#### [Short problem]
Copy out each line of the material in which the word "التي" appears.

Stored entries

╔══

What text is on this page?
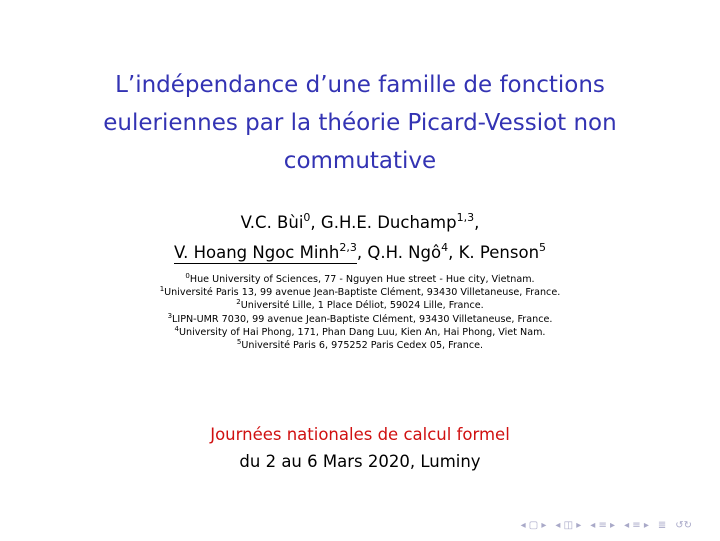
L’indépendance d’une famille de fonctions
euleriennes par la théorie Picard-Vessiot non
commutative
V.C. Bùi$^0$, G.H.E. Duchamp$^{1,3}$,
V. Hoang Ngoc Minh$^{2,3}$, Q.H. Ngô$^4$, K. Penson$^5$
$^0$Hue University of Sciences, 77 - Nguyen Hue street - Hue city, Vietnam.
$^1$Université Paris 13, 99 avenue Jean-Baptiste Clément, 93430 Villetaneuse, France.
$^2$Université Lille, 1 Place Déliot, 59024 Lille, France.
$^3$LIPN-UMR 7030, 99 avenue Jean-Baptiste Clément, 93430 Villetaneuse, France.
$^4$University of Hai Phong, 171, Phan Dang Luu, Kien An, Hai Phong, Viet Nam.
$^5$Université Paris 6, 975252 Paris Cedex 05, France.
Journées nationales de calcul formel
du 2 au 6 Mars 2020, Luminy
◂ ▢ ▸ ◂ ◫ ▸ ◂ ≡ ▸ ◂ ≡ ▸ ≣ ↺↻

╚══
╔══

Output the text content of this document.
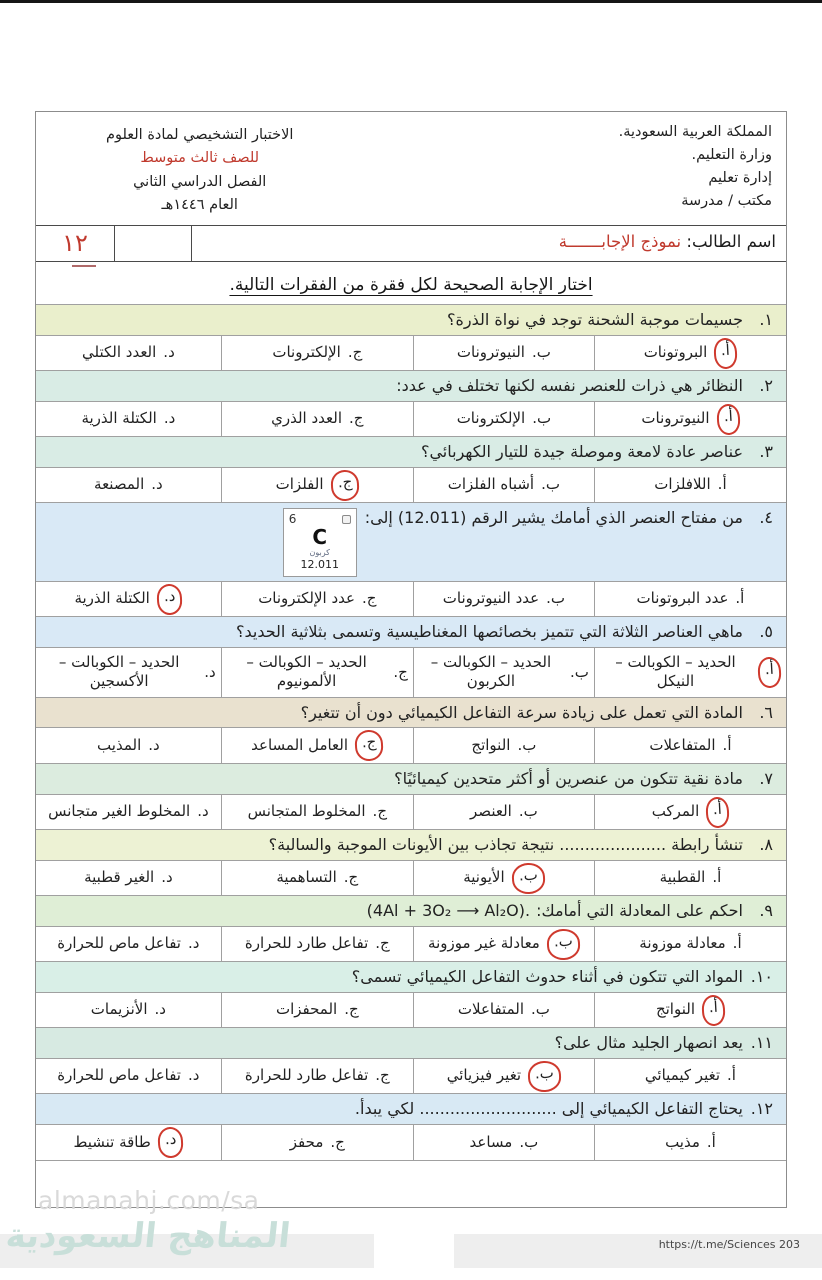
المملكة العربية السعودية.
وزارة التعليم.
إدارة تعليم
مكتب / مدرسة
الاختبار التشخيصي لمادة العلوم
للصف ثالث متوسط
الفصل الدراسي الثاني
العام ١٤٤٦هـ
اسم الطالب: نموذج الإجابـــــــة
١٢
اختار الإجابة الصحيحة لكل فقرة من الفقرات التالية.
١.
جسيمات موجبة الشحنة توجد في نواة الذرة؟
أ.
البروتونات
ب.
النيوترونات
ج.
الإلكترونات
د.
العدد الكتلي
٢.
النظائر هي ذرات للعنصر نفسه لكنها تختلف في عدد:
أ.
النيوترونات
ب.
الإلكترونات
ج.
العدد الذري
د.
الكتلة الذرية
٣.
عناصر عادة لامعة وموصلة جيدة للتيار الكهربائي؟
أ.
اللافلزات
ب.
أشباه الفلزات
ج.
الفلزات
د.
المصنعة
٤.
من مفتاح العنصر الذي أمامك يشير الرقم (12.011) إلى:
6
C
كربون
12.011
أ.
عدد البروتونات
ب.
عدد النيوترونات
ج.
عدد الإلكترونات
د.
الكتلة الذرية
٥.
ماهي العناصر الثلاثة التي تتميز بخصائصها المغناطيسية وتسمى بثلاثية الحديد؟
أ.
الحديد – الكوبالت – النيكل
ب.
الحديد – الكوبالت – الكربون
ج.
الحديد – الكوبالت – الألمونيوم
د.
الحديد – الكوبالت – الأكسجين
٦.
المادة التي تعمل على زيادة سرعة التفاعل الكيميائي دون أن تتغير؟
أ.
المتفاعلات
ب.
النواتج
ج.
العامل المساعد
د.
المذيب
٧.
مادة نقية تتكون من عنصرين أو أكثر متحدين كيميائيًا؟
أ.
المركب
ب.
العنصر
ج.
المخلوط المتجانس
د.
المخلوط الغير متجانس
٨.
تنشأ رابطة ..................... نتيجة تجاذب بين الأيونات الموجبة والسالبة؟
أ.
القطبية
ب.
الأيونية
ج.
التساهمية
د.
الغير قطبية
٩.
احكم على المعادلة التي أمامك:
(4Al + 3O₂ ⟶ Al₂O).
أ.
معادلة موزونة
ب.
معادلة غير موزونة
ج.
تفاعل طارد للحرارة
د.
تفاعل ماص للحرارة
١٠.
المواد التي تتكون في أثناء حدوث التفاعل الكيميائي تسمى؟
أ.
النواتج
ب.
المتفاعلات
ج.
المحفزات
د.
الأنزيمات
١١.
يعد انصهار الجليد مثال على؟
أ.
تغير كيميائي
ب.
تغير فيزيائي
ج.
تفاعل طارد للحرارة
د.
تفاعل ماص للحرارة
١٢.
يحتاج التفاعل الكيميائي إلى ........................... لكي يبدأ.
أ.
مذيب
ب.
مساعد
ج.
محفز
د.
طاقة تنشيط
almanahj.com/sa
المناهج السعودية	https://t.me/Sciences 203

╚══
╔══

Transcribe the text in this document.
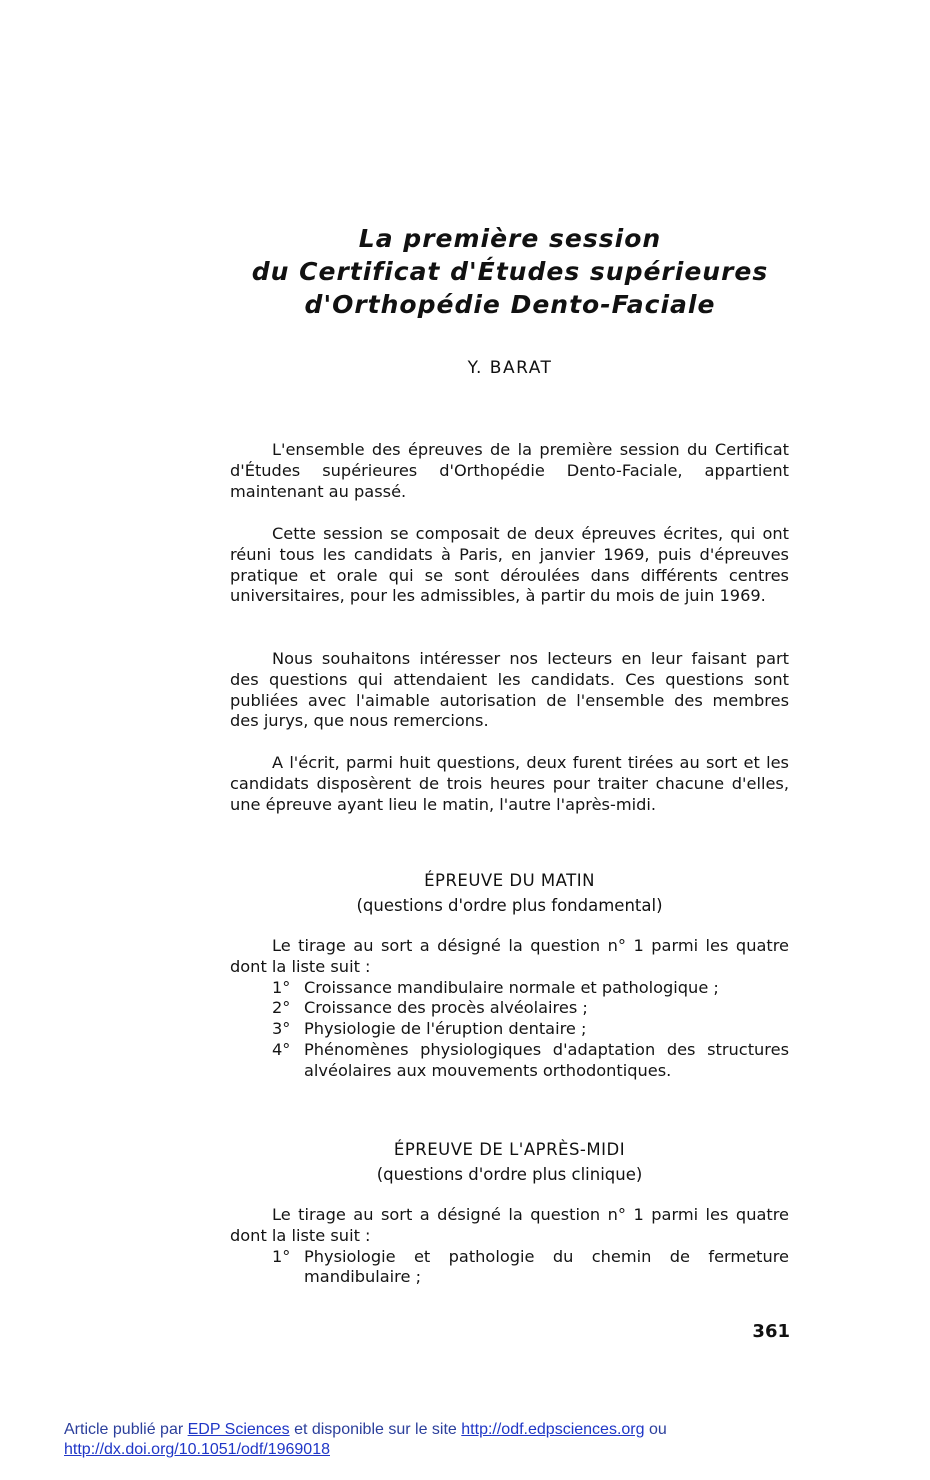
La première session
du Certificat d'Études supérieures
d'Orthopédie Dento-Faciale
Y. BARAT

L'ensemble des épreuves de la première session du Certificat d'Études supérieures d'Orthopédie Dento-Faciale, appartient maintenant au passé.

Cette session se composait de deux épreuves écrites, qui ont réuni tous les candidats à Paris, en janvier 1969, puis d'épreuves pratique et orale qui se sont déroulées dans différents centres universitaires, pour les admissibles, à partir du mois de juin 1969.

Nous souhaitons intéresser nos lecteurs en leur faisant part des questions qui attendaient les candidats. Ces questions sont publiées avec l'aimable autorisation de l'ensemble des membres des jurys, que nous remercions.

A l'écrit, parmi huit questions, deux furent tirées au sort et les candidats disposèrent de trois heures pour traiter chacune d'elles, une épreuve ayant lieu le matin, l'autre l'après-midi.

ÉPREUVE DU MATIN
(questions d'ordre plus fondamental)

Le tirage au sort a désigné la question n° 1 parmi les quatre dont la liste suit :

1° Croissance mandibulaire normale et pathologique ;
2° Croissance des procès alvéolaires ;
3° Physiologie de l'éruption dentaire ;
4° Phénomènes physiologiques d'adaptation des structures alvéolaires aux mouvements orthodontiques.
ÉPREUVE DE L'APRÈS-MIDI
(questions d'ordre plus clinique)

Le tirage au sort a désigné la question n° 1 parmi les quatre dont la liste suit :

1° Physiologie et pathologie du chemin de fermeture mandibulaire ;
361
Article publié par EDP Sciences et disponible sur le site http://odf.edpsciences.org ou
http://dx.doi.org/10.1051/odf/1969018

╚══

#### [Output for this exercise]
ماهي العناصر الثلاثة التي تتميز بخصائصها المغناطيسية وتسمى بثلاثية الحديد؟
المادة التي تعمل على زيادة سرعة التفاعل الكيميائي دون أن تتغير؟
احكم على المعادلة التي أمامك:
المواد التي تتكون في أثناء حدوث التفاعل الكيميائي تسمى؟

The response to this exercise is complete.